Exercise aim → Everything in the data should be repeated exactly, save for the images.

Exercise materials →
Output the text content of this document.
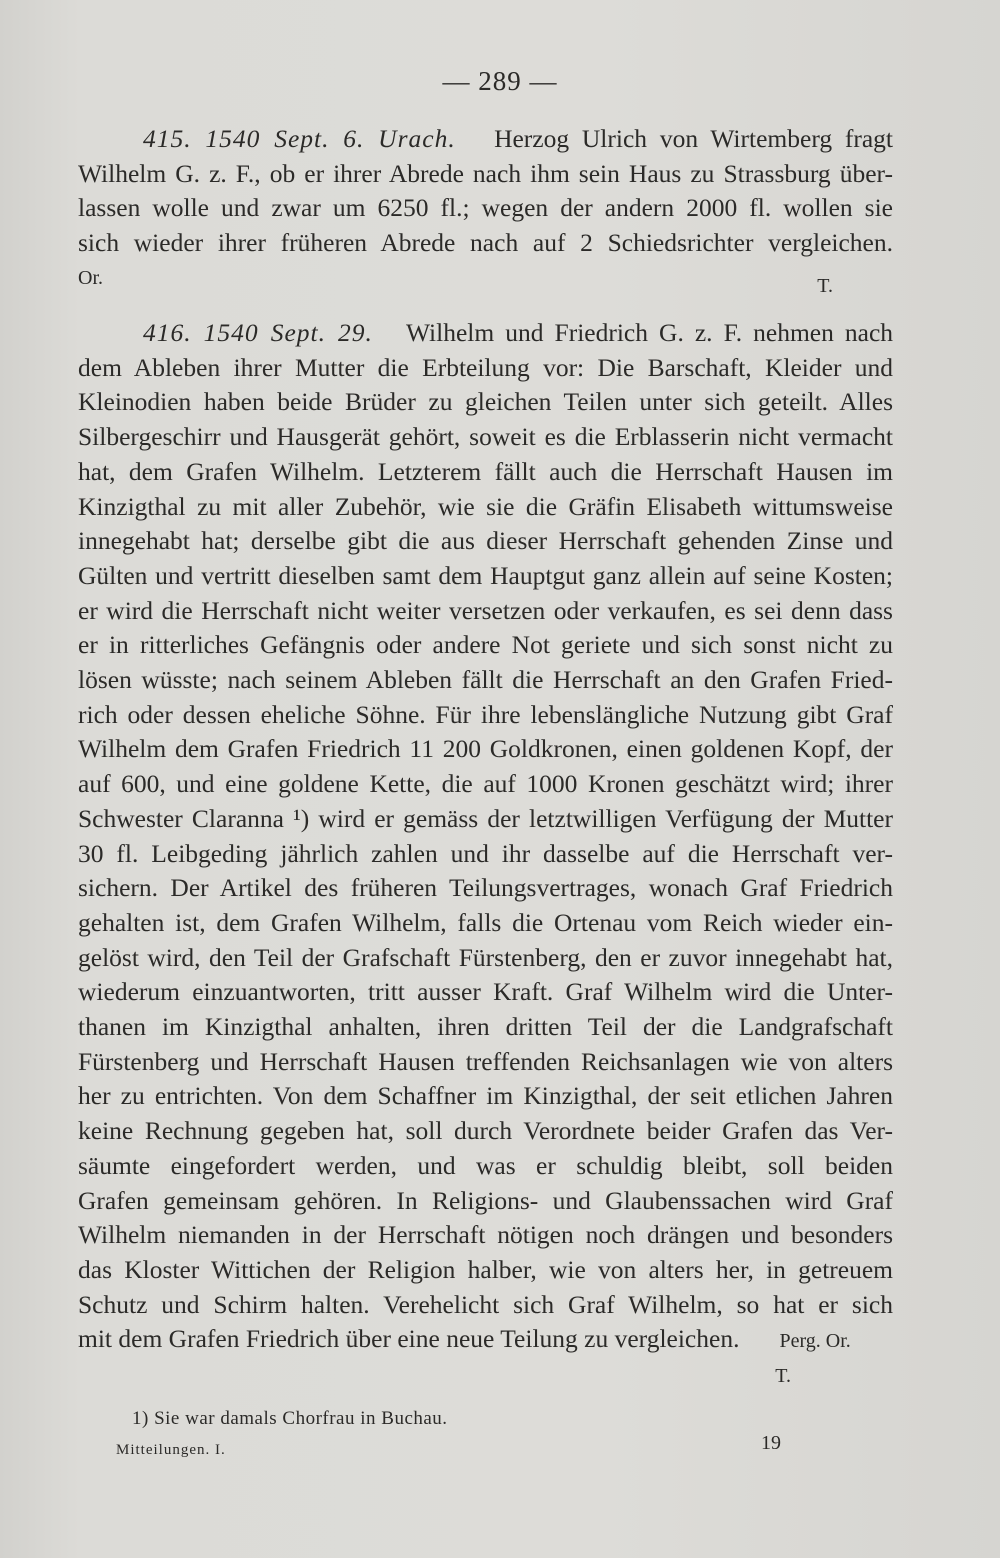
— 289 —
415. 1540 Sept. 6. Urach. Herzog Ulrich von Wirtemberg fragt
Wilhelm G. z. F., ob er ihrer Abrede nach ihm sein Haus zu Strassburg über-
lassen wolle und zwar um 6250 fl.; wegen der andern 2000 fl. wollen sie
sich wieder ihrer früheren Abrede nach auf 2 Schiedsrichter vergleichen.
Or.	T.
416. 1540 Sept. 29. Wilhelm und Friedrich G. z. F. nehmen nach
dem Ableben ihrer Mutter die Erbteilung vor: Die Barschaft, Kleider und
Kleinodien haben beide Brüder zu gleichen Teilen unter sich geteilt. Alles
Silbergeschirr und Hausgerät gehört, soweit es die Erblasserin nicht vermacht
hat, dem Grafen Wilhelm. Letzterem fällt auch die Herrschaft Hausen im
Kinzigthal zu mit aller Zubehör, wie sie die Gräfin Elisabeth wittumsweise
innegehabt hat; derselbe gibt die aus dieser Herrschaft gehenden Zinse und
Gülten und vertritt dieselben samt dem Hauptgut ganz allein auf seine Kosten;
er wird die Herrschaft nicht weiter versetzen oder verkaufen, es sei denn dass
er in ritterliches Gefängnis oder andere Not geriete und sich sonst nicht zu
lösen wüsste; nach seinem Ableben fällt die Herrschaft an den Grafen Fried-
rich oder dessen eheliche Söhne. Für ihre lebenslängliche Nutzung gibt Graf
Wilhelm dem Grafen Friedrich 11 200 Goldkronen, einen goldenen Kopf, der
auf 600, und eine goldene Kette, die auf 1000 Kronen geschätzt wird; ihrer
Schwester Claranna ¹) wird er gemäss der letztwilligen Verfügung der Mutter
30 fl. Leibgeding jährlich zahlen und ihr dasselbe auf die Herrschaft ver-
sichern. Der Artikel des früheren Teilungsvertrages, wonach Graf Friedrich
gehalten ist, dem Grafen Wilhelm, falls die Ortenau vom Reich wieder ein-
gelöst wird, den Teil der Grafschaft Fürstenberg, den er zuvor innegehabt hat,
wiederum einzuantworten, tritt ausser Kraft. Graf Wilhelm wird die Unter-
thanen im Kinzigthal anhalten, ihren dritten Teil der die Landgrafschaft
Fürstenberg und Herrschaft Hausen treffenden Reichsanlagen wie von alters
her zu entrichten. Von dem Schaffner im Kinzigthal, der seit etlichen Jahren
keine Rechnung gegeben hat, soll durch Verordnete beider Grafen das Ver-
säumte eingefordert werden, und was er schuldig bleibt, soll beiden
Grafen gemeinsam gehören. In Religions- und Glaubenssachen wird Graf
Wilhelm niemanden in der Herrschaft nötigen noch drängen und besonders
das Kloster Wittichen der Religion halber, wie von alters her, in getreuem
Schutz und Schirm halten. Verehelicht sich Graf Wilhelm, so hat er sich
mit dem Grafen Friedrich über eine neue Teilung zu vergleichen. Perg. Or.
T.
1) Sie war damals Chorfrau in Buchau.
Mitteilungen. I.	19
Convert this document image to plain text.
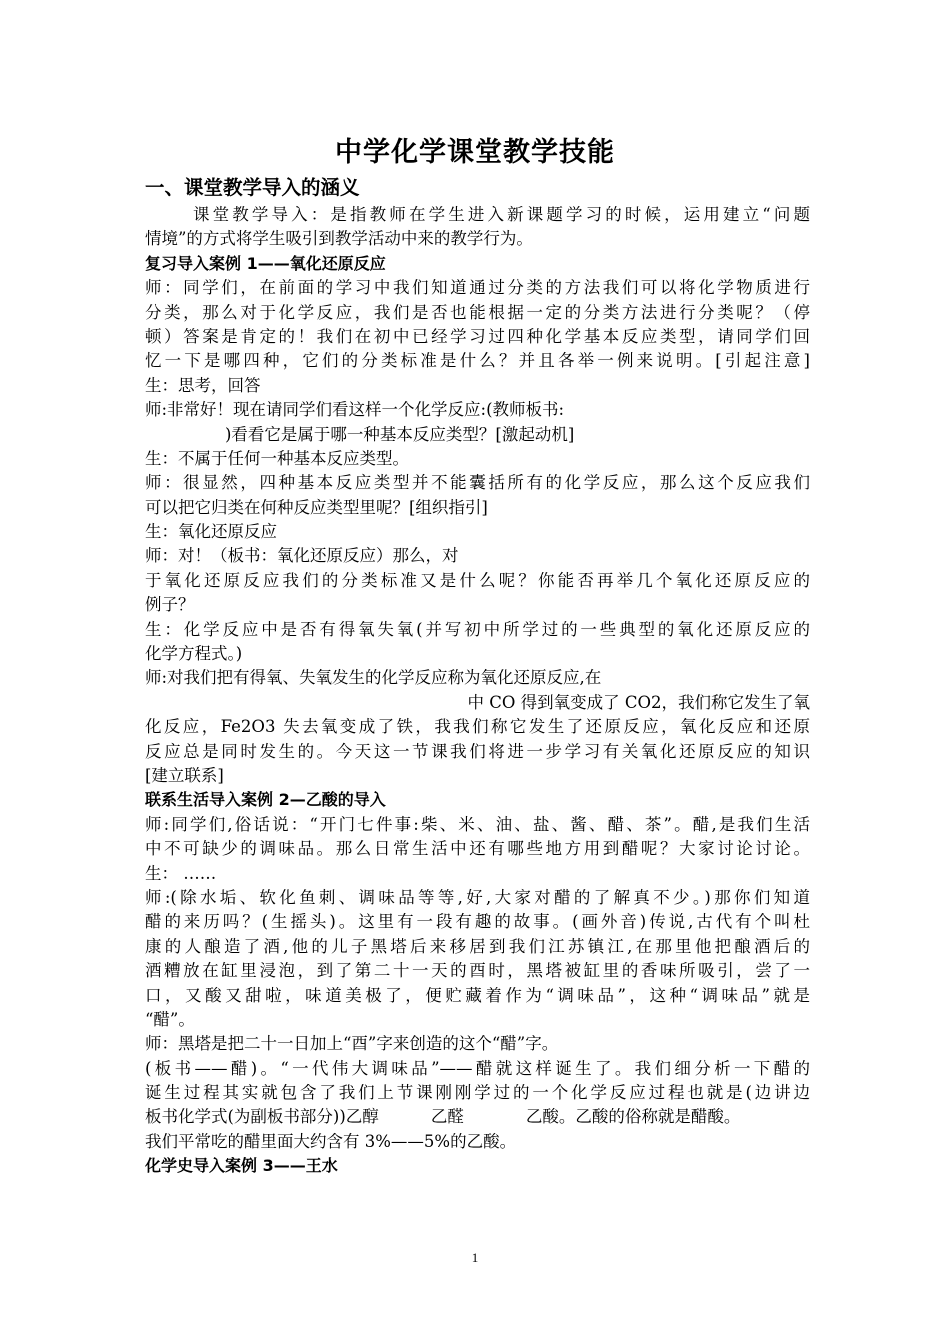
中学化学课堂教学技能
一、课堂教学导入的涵义
课堂教学导入：是指教师在学生进入新课题学习的时候，运用建立“问题
情境”的方式将学生吸引到教学活动中来的教学行为。
复习导入案例 1——氧化还原反应
师：同学们，在前面的学习中我们知道通过分类的方法我们可以将化学物质进行
分类，那么对于化学反应，我们是否也能根据一定的分类方法进行分类呢？（停
顿）答案是肯定的！我们在初中已经学习过四种化学基本反应类型，请同学们回
忆一下是哪四种，它们的分类标准是什么？并且各举一例来说明。[引起注意]
生：思考，回答
师:非常好！现在请同学们看这样一个化学反应:(教师板书:
)看看它是属于哪一种基本反应类型？[激起动机]
生：不属于任何一种基本反应类型。
师：很显然，四种基本反应类型并不能囊括所有的化学反应，那么这个反应我们
可以把它归类在何种反应类型里呢？[组织指引]
生：氧化还原反应
师：对！（板书：氧化还原反应）那么，对
于氧化还原反应我们的分类标准又是什么呢？你能否再举几个氧化还原反应的
例子？
生：化学反应中是否有得氧失氧(并写初中所学过的一些典型的氧化还原反应的
化学方程式。)
师:对我们把有得氧、失氧发生的化学反应称为氧化还原反应,在
中 CO 得到氧变成了 CO2，我们称它发生了氧
化反应，Fe2O3 失去氧变成了铁，我我们称它发生了还原反应，氧化反应和还原
反应总是同时发生的。今天这一节课我们将进一步学习有关氧化还原反应的知识
[建立联系]
联系生活导入案例 2—乙酸的导入
师:同学们,俗话说：“开门七件事:柴、米、油、盐、酱、醋、茶”。醋,是我们生活
中不可缺少的调味品。那么日常生活中还有哪些地方用到醋呢？大家讨论讨论。
生： ……
师:(除水垢、软化鱼刺、调味品等等,好,大家对醋的了解真不少。)那你们知道
醋的来历吗？(生摇头)。这里有一段有趣的故事。(画外音)传说,古代有个叫杜
康的人酿造了酒,他的儿子黑塔后来移居到我们江苏镇江,在那里他把酿酒后的
酒糟放在缸里浸泡，到了第二十一天的酉时，黑塔被缸里的香味所吸引，尝了一
口，又酸又甜啦，味道美极了，便贮藏着作为“调味品”，这种“调味品”就是
“醋”。
师：黑塔是把二十一日加上“酉”字来创造的这个“醋”字。
(板书——醋)。“一代伟大调味品”——醋就这样诞生了。我们细分析一下醋的
诞生过程其实就包含了我们上节课刚刚学过的一个化学反应过程也就是(边讲边
板书化学式(为副板书部分))乙醇	乙醛	乙酸。乙酸的俗称就是醋酸。
我们平常吃的醋里面大约含有 3%——5%的乙酸。
化学史导入案例 3——王水
1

The solution →
Output the text content of this document.
— 289 —
415. 1540 Sept. 6. Urach. Herzog Ulrich von Wirtemberg fragt
Wilhelm G. z. F., ob er ihrer Abrede nach ihm sein Haus zu Strassburg über-
lassen wolle und zwar um 6250 fl.; wegen der andern 2000 fl. wollen sie
sich wieder ihrer früheren Abrede nach auf 2 Schiedsrichter vergleichen.
Or.	T.
416. 1540 Sept. 29. Wilhelm und Friedrich G. z. F. nehmen nach
dem Ableben ihrer Mutter die Erbteilung vor: Die Barschaft, Kleider und
Kleinodien haben beide Brüder zu gleichen Teilen unter sich geteilt. Alles
Silbergeschirr und Hausgerät gehört, soweit es die Erblasserin nicht vermacht
hat, dem Grafen Wilhelm. Letzterem fällt auch die Herrschaft Hausen im
Kinzigthal zu mit aller Zubehör, wie sie die Gräfin Elisabeth wittumsweise
innegehabt hat; derselbe gibt die aus dieser Herrschaft gehenden Zinse und
Gülten und vertritt dieselben samt dem Hauptgut ganz allein auf seine Kosten;
er wird die Herrschaft nicht weiter versetzen oder verkaufen, es sei denn dass
er in ritterliches Gefängnis oder andere Not geriete und sich sonst nicht zu
lösen wüsste; nach seinem Ableben fällt die Herrschaft an den Grafen Fried-
rich oder dessen eheliche Söhne. Für ihre lebenslängliche Nutzung gibt Graf
Wilhelm dem Grafen Friedrich 11 200 Goldkronen, einen goldenen Kopf, der
auf 600, und eine goldene Kette, die auf 1000 Kronen geschätzt wird; ihrer
Schwester Claranna ¹) wird er gemäss der letztwilligen Verfügung der Mutter
30 fl. Leibgeding jährlich zahlen und ihr dasselbe auf die Herrschaft ver-
sichern. Der Artikel des früheren Teilungsvertrages, wonach Graf Friedrich
gehalten ist, dem Grafen Wilhelm, falls die Ortenau vom Reich wieder ein-
gelöst wird, den Teil der Grafschaft Fürstenberg, den er zuvor innegehabt hat,
wiederum einzuantworten, tritt ausser Kraft. Graf Wilhelm wird die Unter-
thanen im Kinzigthal anhalten, ihren dritten Teil der die Landgrafschaft
Fürstenberg und Herrschaft Hausen treffenden Reichsanlagen wie von alters
her zu entrichten. Von dem Schaffner im Kinzigthal, der seit etlichen Jahren
keine Rechnung gegeben hat, soll durch Verordnete beider Grafen das Ver-
säumte eingefordert werden, und was er schuldig bleibt, soll beiden
Grafen gemeinsam gehören. In Religions- und Glaubenssachen wird Graf
Wilhelm niemanden in der Herrschaft nötigen noch drängen und besonders
das Kloster Wittichen der Religion halber, wie von alters her, in getreuem
Schutz und Schirm halten. Verehelicht sich Graf Wilhelm, so hat er sich
mit dem Grafen Friedrich über eine neue Teilung zu vergleichen. Perg. Or.
T.
1) Sie war damals Chorfrau in Buchau.
Mitteilungen. I.	19
Convert this document image to plain text.
中学化学课堂教学技能
一、课堂教学导入的涵义
课堂教学导入：是指教师在学生进入新课题学习的时候，运用建立“问题
情境”的方式将学生吸引到教学活动中来的教学行为。
复习导入案例 1——氧化还原反应
师：同学们，在前面的学习中我们知道通过分类的方法我们可以将化学物质进行
分类，那么对于化学反应，我们是否也能根据一定的分类方法进行分类呢？（停
顿）答案是肯定的！我们在初中已经学习过四种化学基本反应类型，请同学们回
忆一下是哪四种，它们的分类标准是什么？并且各举一例来说明。[引起注意]
生：思考，回答
师:非常好！现在请同学们看这样一个化学反应:(教师板书:
)看看它是属于哪一种基本反应类型？[激起动机]
生：不属于任何一种基本反应类型。
师：很显然，四种基本反应类型并不能囊括所有的化学反应，那么这个反应我们
可以把它归类在何种反应类型里呢？[组织指引]
生：氧化还原反应
师：对！（板书：氧化还原反应）那么，对
于氧化还原反应我们的分类标准又是什么呢？你能否再举几个氧化还原反应的
例子？
生：化学反应中是否有得氧失氧(并写初中所学过的一些典型的氧化还原反应的
化学方程式。)
师:对我们把有得氧、失氧发生的化学反应称为氧化还原反应,在
中 CO 得到氧变成了 CO2，我们称它发生了氧
化反应，Fe2O3 失去氧变成了铁，我我们称它发生了还原反应，氧化反应和还原
反应总是同时发生的。今天这一节课我们将进一步学习有关氧化还原反应的知识
[建立联系]
联系生活导入案例 2—乙酸的导入
师:同学们,俗话说：“开门七件事:柴、米、油、盐、酱、醋、茶”。醋,是我们生活
中不可缺少的调味品。那么日常生活中还有哪些地方用到醋呢？大家讨论讨论。
生： ……
师:(除水垢、软化鱼刺、调味品等等,好,大家对醋的了解真不少。)那你们知道
醋的来历吗？(生摇头)。这里有一段有趣的故事。(画外音)传说,古代有个叫杜
康的人酿造了酒,他的儿子黑塔后来移居到我们江苏镇江,在那里他把酿酒后的
酒糟放在缸里浸泡，到了第二十一天的酉时，黑塔被缸里的香味所吸引，尝了一
口，又酸又甜啦，味道美极了，便贮藏着作为“调味品”，这种“调味品”就是
“醋”。
师：黑塔是把二十一日加上“酉”字来创造的这个“醋”字。
(板书——醋)。“一代伟大调味品”——醋就这样诞生了。我们细分析一下醋的
诞生过程其实就包含了我们上节课刚刚学过的一个化学反应过程也就是(边讲边
板书化学式(为副板书部分))乙醇	乙醛	乙酸。乙酸的俗称就是醋酸。
我们平常吃的醋里面大约含有 3%——5%的乙酸。
化学史导入案例 3——王水
1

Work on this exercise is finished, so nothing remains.